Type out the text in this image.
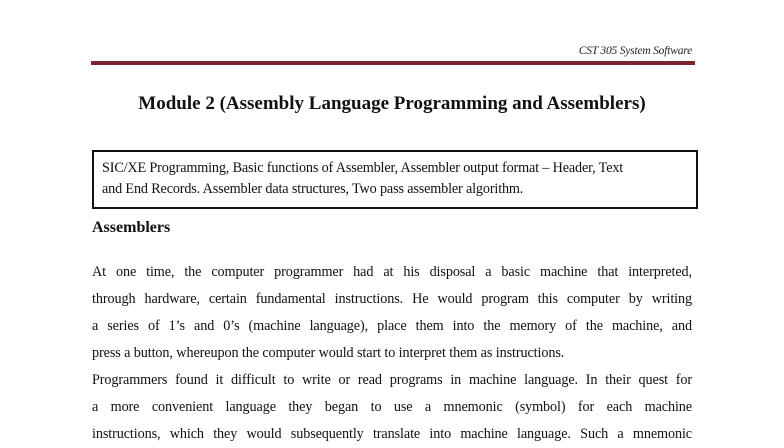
CST 305 System Software
Module 2 (Assembly Language Programming and Assemblers)
SIC/XE Programming, Basic functions of Assembler, Assembler output format – Header, Text
and End Records. Assembler data structures, Two pass assembler algorithm.
Assemblers
At one time, the computer programmer had at his disposal a basic machine that interpreted,
through hardware, certain fundamental instructions. He would program this computer by writing
a series of 1’s and 0’s (machine language), place them into the memory of the machine, and
press a button, whereupon the computer would start to interpret them as instructions.
Programmers found it difficult to write or read programs in machine language. In their quest for
a more convenient language they began to use a mnemonic (symbol) for each machine
instructions, which they would subsequently translate into machine language. Such a mnemonic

##########

State, as a number only, how many lines in the entries include "instructions".

3